Stated task:
Write the listing out again, all of it, word for word.

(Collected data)

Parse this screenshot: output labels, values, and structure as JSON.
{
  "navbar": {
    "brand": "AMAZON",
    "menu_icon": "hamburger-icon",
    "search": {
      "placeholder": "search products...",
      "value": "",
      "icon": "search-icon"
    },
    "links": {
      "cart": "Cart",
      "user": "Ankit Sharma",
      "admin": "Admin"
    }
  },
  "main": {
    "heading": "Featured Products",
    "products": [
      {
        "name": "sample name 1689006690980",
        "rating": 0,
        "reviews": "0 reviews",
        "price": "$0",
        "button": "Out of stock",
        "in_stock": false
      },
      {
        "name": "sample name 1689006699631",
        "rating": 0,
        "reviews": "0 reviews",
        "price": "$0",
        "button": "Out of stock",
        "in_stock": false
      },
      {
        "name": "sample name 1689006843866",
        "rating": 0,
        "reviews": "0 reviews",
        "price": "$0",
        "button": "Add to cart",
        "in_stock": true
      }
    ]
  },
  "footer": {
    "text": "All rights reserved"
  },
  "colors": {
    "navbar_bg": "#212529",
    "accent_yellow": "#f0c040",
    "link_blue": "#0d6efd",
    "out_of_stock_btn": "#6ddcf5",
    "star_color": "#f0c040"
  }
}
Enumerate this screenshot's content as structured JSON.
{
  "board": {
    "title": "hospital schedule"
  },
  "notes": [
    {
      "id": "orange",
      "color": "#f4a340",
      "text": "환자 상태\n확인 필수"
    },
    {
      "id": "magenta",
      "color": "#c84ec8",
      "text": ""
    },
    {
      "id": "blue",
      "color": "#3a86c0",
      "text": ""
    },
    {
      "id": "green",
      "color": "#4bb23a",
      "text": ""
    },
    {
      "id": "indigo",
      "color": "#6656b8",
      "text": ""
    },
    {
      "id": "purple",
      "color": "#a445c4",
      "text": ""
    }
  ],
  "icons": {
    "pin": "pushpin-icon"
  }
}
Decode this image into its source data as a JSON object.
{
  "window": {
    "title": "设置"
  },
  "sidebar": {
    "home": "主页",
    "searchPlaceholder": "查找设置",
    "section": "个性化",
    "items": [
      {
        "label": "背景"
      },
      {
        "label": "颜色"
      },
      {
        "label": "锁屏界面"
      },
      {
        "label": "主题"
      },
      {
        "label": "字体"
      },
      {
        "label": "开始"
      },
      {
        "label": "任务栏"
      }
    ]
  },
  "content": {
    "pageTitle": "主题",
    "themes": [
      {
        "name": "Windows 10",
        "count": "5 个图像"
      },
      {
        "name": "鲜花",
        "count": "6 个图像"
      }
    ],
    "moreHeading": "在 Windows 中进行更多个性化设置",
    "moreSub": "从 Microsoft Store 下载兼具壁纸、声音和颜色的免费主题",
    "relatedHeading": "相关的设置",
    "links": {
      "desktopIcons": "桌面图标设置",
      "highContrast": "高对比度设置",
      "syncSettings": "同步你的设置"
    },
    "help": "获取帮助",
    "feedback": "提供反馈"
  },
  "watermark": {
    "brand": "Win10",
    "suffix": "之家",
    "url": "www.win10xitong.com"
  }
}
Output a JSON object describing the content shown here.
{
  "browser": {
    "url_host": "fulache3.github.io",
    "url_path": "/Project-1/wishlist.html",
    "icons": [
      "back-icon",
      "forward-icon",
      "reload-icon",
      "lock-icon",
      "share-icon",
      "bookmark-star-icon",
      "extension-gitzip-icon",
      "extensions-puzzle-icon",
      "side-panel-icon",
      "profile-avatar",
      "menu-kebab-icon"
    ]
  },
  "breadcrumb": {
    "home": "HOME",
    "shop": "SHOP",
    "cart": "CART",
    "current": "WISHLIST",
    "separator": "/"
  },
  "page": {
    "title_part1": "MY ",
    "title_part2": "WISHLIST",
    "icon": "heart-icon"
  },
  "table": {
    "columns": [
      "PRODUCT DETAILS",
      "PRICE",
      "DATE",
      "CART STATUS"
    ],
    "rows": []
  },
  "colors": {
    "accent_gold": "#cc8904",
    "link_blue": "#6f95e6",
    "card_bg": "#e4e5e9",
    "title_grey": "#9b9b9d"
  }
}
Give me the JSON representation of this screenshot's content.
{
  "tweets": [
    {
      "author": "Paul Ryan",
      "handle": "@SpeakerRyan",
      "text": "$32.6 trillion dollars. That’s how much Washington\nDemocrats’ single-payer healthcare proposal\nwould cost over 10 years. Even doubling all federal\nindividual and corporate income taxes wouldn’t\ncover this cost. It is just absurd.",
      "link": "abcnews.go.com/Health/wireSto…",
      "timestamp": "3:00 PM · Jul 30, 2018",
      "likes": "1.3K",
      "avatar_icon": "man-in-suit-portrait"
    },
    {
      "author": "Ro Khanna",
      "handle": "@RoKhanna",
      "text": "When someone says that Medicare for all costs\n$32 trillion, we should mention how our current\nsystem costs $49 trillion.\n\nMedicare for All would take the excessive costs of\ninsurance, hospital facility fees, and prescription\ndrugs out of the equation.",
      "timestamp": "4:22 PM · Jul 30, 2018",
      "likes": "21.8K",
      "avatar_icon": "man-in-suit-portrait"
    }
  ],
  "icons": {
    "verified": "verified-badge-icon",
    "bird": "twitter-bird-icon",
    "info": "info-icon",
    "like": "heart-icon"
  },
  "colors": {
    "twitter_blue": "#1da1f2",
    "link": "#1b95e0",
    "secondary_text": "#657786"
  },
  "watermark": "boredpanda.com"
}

The result:
Parse this screenshot: output labels, values, and structure as JSON.
{
  "navbar": {
    "brand": "AMAZON",
    "menu_icon": "hamburger-icon",
    "search": {
      "placeholder": "search products...",
      "value": "",
      "icon": "search-icon"
    },
    "links": {
      "cart": "Cart",
      "user": "Ankit Sharma",
      "admin": "Admin"
    }
  },
  "main": {
    "heading": "Featured Products",
    "products": [
      {
        "name": "sample name 1689006690980",
        "rating": 0,
        "reviews": "0 reviews",
        "price": "$0",
        "button": "Out of stock",
        "in_stock": false
      },
      {
        "name": "sample name 1689006699631",
        "rating": 0,
        "reviews": "0 reviews",
        "price": "$0",
        "button": "Out of stock",
        "in_stock": false
      },
      {
        "name": "sample name 1689006843866",
        "rating": 0,
        "reviews": "0 reviews",
        "price": "$0",
        "button": "Add to cart",
        "in_stock": true
      }
    ]
  },
  "footer": {
    "text": "All rights reserved"
  },
  "colors": {
    "navbar_bg": "#212529",
    "accent_yellow": "#f0c040",
    "link_blue": "#0d6efd",
    "out_of_stock_btn": "#6ddcf5",
    "star_color": "#f0c040"
  }
}
Enumerate this screenshot's content as structured JSON.
{
  "board": {
    "title": "hospital schedule"
  },
  "notes": [
    {
      "id": "orange",
      "color": "#f4a340",
      "text": "환자 상태\n확인 필수"
    },
    {
      "id": "magenta",
      "color": "#c84ec8",
      "text": ""
    },
    {
      "id": "blue",
      "color": "#3a86c0",
      "text": ""
    },
    {
      "id": "green",
      "color": "#4bb23a",
      "text": ""
    },
    {
      "id": "indigo",
      "color": "#6656b8",
      "text": ""
    },
    {
      "id": "purple",
      "color": "#a445c4",
      "text": ""
    }
  ],
  "icons": {
    "pin": "pushpin-icon"
  }
}
Decode this image into its source data as a JSON object.
{
  "window": {
    "title": "设置"
  },
  "sidebar": {
    "home": "主页",
    "searchPlaceholder": "查找设置",
    "section": "个性化",
    "items": [
      {
        "label": "背景"
      },
      {
        "label": "颜色"
      },
      {
        "label": "锁屏界面"
      },
      {
        "label": "主题"
      },
      {
        "label": "字体"
      },
      {
        "label": "开始"
      },
      {
        "label": "任务栏"
      }
    ]
  },
  "content": {
    "pageTitle": "主题",
    "themes": [
      {
        "name": "Windows 10",
        "count": "5 个图像"
      },
      {
        "name": "鲜花",
        "count": "6 个图像"
      }
    ],
    "moreHeading": "在 Windows 中进行更多个性化设置",
    "moreSub": "从 Microsoft Store 下载兼具壁纸、声音和颜色的免费主题",
    "relatedHeading": "相关的设置",
    "links": {
      "desktopIcons": "桌面图标设置",
      "highContrast": "高对比度设置",
      "syncSettings": "同步你的设置"
    },
    "help": "获取帮助",
    "feedback": "提供反馈"
  },
  "watermark": {
    "brand": "Win10",
    "suffix": "之家",
    "url": "www.win10xitong.com"
  }
}
Output a JSON object describing the content shown here.
{
  "browser": {
    "url_host": "fulache3.github.io",
    "url_path": "/Project-1/wishlist.html",
    "icons": [
      "back-icon",
      "forward-icon",
      "reload-icon",
      "lock-icon",
      "share-icon",
      "bookmark-star-icon",
      "extension-gitzip-icon",
      "extensions-puzzle-icon",
      "side-panel-icon",
      "profile-avatar",
      "menu-kebab-icon"
    ]
  },
  "breadcrumb": {
    "home": "HOME",
    "shop": "SHOP",
    "cart": "CART",
    "current": "WISHLIST",
    "separator": "/"
  },
  "page": {
    "title_part1": "MY ",
    "title_part2": "WISHLIST",
    "icon": "heart-icon"
  },
  "table": {
    "columns": [
      "PRODUCT DETAILS",
      "PRICE",
      "DATE",
      "CART STATUS"
    ],
    "rows": []
  },
  "colors": {
    "accent_gold": "#cc8904",
    "link_blue": "#6f95e6",
    "card_bg": "#e4e5e9",
    "title_grey": "#9b9b9d"
  }
}
Give me the JSON representation of this screenshot's content.
{
  "tweets": [
    {
      "author": "Paul Ryan",
      "handle": "@SpeakerRyan",
      "text": "$32.6 trillion dollars. That’s how much Washington\nDemocrats’ single-payer healthcare proposal\nwould cost over 10 years. Even doubling all federal\nindividual and corporate income taxes wouldn’t\ncover this cost. It is just absurd.",
      "link": "abcnews.go.com/Health/wireSto…",
      "timestamp": "3:00 PM · Jul 30, 2018",
      "likes": "1.3K",
      "avatar_icon": "man-in-suit-portrait"
    },
    {
      "author": "Ro Khanna",
      "handle": "@RoKhanna",
      "text": "When someone says that Medicare for all costs\n$32 trillion, we should mention how our current\nsystem costs $49 trillion.\n\nMedicare for All would take the excessive costs of\ninsurance, hospital facility fees, and prescription\ndrugs out of the equation.",
      "timestamp": "4:22 PM · Jul 30, 2018",
      "likes": "21.8K",
      "avatar_icon": "man-in-suit-portrait"
    }
  ],
  "icons": {
    "verified": "verified-badge-icon",
    "bird": "twitter-bird-icon",
    "info": "info-icon",
    "like": "heart-icon"
  },
  "colors": {
    "twitter_blue": "#1da1f2",
    "link": "#1b95e0",
    "secondary_text": "#657786"
  },
  "watermark": "boredpanda.com"
}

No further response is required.